■ **TASK STATEMENT**:
Determine how many lines of the records include "values", and answer with the number alone.

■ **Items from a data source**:
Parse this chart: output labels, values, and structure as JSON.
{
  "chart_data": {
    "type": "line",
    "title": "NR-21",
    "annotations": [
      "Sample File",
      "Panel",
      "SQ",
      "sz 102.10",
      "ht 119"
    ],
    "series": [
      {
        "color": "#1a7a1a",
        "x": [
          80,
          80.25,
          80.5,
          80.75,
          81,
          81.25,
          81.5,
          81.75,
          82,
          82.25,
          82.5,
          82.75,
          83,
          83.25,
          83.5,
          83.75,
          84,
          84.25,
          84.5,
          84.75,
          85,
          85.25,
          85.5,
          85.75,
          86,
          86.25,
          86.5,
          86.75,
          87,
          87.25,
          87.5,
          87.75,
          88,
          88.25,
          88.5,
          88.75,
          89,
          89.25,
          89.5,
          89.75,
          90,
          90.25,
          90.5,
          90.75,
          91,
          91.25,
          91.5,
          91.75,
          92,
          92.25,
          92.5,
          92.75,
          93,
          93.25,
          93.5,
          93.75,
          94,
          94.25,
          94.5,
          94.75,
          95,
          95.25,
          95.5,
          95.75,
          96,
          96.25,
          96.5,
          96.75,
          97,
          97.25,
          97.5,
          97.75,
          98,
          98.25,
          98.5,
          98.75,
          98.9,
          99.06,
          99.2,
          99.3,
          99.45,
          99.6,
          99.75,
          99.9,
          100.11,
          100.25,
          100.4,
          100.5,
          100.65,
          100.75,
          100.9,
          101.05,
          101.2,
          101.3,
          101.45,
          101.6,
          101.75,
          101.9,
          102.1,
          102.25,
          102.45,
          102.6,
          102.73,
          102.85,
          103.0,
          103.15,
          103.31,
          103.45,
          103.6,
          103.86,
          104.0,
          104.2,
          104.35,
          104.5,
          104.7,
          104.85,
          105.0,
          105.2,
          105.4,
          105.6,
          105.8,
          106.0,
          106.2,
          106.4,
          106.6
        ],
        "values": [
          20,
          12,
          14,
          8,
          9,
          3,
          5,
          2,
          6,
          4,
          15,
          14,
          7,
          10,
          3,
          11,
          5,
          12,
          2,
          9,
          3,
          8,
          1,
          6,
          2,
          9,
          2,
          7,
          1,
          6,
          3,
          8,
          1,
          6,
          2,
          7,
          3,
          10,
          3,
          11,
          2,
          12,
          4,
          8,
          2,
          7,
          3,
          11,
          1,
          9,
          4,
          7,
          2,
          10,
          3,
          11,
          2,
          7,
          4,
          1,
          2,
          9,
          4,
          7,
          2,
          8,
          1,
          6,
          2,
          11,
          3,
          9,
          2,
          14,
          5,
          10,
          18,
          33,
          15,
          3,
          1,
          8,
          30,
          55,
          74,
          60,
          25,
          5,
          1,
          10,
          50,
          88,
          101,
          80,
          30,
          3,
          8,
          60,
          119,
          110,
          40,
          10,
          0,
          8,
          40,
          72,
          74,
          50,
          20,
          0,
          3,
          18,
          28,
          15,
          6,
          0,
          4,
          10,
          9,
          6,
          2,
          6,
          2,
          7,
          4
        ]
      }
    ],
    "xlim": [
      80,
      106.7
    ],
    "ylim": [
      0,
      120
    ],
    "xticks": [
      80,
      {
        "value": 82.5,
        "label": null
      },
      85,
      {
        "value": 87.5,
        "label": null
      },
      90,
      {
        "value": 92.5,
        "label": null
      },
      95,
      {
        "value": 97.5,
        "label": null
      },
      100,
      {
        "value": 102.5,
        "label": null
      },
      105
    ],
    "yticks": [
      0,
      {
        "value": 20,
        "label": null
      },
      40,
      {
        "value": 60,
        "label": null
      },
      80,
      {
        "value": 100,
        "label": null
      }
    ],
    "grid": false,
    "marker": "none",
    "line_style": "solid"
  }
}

■ **EXERCISE ANSWER**:
2